Copy every line with the string "主要连接尺寸及重量" in it.

__________

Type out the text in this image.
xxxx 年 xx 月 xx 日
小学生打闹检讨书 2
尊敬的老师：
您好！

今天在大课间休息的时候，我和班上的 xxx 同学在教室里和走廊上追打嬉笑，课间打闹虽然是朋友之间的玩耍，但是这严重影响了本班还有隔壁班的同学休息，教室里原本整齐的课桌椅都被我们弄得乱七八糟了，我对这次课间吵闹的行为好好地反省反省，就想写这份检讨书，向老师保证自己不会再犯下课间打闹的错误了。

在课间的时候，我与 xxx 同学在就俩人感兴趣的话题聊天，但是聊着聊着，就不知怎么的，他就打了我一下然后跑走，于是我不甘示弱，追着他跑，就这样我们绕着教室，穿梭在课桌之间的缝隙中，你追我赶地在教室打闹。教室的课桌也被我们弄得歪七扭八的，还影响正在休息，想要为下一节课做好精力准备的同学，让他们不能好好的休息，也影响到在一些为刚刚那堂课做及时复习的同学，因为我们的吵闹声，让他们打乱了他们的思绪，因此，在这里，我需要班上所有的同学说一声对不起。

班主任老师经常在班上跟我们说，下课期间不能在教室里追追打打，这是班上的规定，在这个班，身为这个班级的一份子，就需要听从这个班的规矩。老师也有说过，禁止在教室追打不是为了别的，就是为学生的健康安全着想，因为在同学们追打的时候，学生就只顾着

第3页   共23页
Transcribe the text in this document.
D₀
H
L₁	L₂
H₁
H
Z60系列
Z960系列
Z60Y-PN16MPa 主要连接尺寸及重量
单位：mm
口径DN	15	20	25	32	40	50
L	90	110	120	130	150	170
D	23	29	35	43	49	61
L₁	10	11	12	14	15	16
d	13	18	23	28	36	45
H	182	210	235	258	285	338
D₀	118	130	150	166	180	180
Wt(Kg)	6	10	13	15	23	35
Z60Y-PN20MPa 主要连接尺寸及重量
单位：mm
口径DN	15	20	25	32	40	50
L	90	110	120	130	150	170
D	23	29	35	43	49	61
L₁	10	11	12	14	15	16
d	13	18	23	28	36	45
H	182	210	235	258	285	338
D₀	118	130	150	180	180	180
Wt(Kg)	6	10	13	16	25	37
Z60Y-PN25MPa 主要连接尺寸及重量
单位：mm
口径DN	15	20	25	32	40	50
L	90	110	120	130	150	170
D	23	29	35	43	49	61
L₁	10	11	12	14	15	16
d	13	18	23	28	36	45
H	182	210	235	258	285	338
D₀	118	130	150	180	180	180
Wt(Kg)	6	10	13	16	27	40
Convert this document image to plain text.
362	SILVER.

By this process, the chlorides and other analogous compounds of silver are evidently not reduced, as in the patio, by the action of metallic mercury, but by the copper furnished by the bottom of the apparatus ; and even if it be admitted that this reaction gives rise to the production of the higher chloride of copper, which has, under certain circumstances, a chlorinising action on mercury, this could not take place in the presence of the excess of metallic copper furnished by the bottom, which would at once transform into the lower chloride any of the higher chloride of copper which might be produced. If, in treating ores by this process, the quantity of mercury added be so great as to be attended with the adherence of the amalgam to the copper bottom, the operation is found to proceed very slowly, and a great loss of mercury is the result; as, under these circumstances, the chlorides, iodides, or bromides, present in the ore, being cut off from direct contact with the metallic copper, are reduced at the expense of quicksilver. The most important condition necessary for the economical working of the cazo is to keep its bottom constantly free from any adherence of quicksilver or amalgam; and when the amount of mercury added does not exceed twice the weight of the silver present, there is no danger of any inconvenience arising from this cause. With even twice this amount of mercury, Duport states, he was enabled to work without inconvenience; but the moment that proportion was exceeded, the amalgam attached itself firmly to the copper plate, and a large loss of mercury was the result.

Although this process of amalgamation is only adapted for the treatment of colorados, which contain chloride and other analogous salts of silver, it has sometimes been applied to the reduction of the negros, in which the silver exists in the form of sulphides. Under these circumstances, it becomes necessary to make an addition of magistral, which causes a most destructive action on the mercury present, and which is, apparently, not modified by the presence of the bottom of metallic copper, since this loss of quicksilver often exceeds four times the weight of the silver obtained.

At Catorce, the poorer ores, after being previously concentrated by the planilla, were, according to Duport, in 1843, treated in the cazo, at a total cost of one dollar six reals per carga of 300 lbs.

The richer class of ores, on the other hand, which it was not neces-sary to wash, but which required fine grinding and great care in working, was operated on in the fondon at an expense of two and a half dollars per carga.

__________

- _Finished task_
Z60Y-PN16MPa 主要连接尺寸及重量
Z60Y-PN20MPa 主要连接尺寸及重量
Z60Y-PN25MPa 主要连接尺寸及重量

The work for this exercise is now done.